WHAT IS REQUIRED
Would you set down every entry shown below, precisely as written?

PROVIDED DATA
---*---
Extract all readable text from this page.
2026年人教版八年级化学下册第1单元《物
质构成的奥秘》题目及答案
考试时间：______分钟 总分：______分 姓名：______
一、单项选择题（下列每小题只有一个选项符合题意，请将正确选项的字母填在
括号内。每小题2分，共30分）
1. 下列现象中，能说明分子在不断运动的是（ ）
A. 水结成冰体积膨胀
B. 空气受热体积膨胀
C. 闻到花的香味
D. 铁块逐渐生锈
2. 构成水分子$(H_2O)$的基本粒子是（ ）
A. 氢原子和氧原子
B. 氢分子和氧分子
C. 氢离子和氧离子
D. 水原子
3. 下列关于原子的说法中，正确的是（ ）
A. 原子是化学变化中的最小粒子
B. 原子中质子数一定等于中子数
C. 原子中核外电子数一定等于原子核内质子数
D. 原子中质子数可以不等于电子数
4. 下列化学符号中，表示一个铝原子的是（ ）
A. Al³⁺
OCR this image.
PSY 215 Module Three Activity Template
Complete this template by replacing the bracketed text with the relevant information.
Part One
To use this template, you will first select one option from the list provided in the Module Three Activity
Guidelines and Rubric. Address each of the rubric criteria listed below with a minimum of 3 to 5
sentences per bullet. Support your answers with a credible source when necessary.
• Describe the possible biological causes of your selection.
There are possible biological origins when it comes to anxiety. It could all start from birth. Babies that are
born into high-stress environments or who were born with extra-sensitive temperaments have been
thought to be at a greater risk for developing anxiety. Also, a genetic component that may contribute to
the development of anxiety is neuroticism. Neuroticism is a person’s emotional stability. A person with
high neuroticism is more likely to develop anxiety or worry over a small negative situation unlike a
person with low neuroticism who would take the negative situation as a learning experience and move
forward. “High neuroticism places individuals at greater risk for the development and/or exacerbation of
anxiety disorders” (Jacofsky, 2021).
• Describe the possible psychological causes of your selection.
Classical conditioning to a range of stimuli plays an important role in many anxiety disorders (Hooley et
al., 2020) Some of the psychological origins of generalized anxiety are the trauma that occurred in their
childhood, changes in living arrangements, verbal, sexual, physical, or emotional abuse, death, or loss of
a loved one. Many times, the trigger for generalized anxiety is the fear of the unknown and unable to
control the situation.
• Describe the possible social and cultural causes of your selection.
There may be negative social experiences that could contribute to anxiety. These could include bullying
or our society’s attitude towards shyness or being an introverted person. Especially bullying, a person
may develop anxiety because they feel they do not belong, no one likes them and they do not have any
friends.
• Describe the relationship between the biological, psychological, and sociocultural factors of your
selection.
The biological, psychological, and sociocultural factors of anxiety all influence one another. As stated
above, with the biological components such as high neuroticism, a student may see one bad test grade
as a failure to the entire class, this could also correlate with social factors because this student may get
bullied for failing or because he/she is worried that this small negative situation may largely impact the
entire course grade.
---*---
SOLUTION TO THIS TASK
Extract all readable text from this page.
2026年人教版八年级化学下册第1单元《物
质构成的奥秘》题目及答案
考试时间：______分钟 总分：______分 姓名：______
一、单项选择题（下列每小题只有一个选项符合题意，请将正确选项的字母填在
括号内。每小题2分，共30分）
1. 下列现象中，能说明分子在不断运动的是（ ）
A. 水结成冰体积膨胀
B. 空气受热体积膨胀
C. 闻到花的香味
D. 铁块逐渐生锈
2. 构成水分子$(H_2O)$的基本粒子是（ ）
A. 氢原子和氧原子
B. 氢分子和氧分子
C. 氢离子和氧离子
D. 水原子
3. 下列关于原子的说法中，正确的是（ ）
A. 原子是化学变化中的最小粒子
B. 原子中质子数一定等于中子数
C. 原子中核外电子数一定等于原子核内质子数
D. 原子中质子数可以不等于电子数
4. 下列化学符号中，表示一个铝原子的是（ ）
A. Al³⁺
OCR this image.
PSY 215 Module Three Activity Template
Complete this template by replacing the bracketed text with the relevant information.
Part One
To use this template, you will first select one option from the list provided in the Module Three Activity
Guidelines and Rubric. Address each of the rubric criteria listed below with a minimum of 3 to 5
sentences per bullet. Support your answers with a credible source when necessary.
• Describe the possible biological causes of your selection.
There are possible biological origins when it comes to anxiety. It could all start from birth. Babies that are
born into high-stress environments or who were born with extra-sensitive temperaments have been
thought to be at a greater risk for developing anxiety. Also, a genetic component that may contribute to
the development of anxiety is neuroticism. Neuroticism is a person’s emotional stability. A person with
high neuroticism is more likely to develop anxiety or worry over a small negative situation unlike a
person with low neuroticism who would take the negative situation as a learning experience and move
forward. “High neuroticism places individuals at greater risk for the development and/or exacerbation of
anxiety disorders” (Jacofsky, 2021).
• Describe the possible psychological causes of your selection.
Classical conditioning to a range of stimuli plays an important role in many anxiety disorders (Hooley et
al., 2020) Some of the psychological origins of generalized anxiety are the trauma that occurred in their
childhood, changes in living arrangements, verbal, sexual, physical, or emotional abuse, death, or loss of
a loved one. Many times, the trigger for generalized anxiety is the fear of the unknown and unable to
control the situation.
• Describe the possible social and cultural causes of your selection.
There may be negative social experiences that could contribute to anxiety. These could include bullying
or our society’s attitude towards shyness or being an introverted person. Especially bullying, a person
may develop anxiety because they feel they do not belong, no one likes them and they do not have any
friends.
• Describe the relationship between the biological, psychological, and sociocultural factors of your
selection.
The biological, psychological, and sociocultural factors of anxiety all influence one another. As stated
above, with the biological components such as high neuroticism, a student may see one bad test grade
as a failure to the entire class, this could also correlate with social factors because this student may get
bullied for failing or because he/she is worried that this small negative situation may largely impact the
entire course grade.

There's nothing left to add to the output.